> **Some records**:

===

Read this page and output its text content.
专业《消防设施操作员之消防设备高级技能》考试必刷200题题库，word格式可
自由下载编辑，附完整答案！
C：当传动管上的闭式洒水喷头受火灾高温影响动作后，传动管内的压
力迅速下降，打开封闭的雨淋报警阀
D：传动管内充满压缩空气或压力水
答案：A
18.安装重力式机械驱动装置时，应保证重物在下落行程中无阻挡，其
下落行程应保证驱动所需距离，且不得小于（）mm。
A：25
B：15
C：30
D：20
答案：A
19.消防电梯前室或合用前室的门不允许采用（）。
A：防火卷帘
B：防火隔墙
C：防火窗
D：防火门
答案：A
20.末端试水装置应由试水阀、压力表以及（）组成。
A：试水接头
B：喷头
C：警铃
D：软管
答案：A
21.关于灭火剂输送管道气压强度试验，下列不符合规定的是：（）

===

> **Problem details**: Restate every record exactly, leaving nothing out.

> **The solution**:
Read this page and output its text content.
专业《消防设施操作员之消防设备高级技能》考试必刷200题题库，word格式可
自由下载编辑，附完整答案！
C：当传动管上的闭式洒水喷头受火灾高温影响动作后，传动管内的压
力迅速下降，打开封闭的雨淋报警阀
D：传动管内充满压缩空气或压力水
答案：A
18.安装重力式机械驱动装置时，应保证重物在下落行程中无阻挡，其
下落行程应保证驱动所需距离，且不得小于（）mm。
A：25
B：15
C：30
D：20
答案：A
19.消防电梯前室或合用前室的门不允许采用（）。
A：防火卷帘
B：防火隔墙
C：防火窗
D：防火门
答案：A
20.末端试水装置应由试水阀、压力表以及（）组成。
A：试水接头
B：喷头
C：警铃
D：软管
答案：A
21.关于灭火剂输送管道气压强度试验，下列不符合规定的是：（）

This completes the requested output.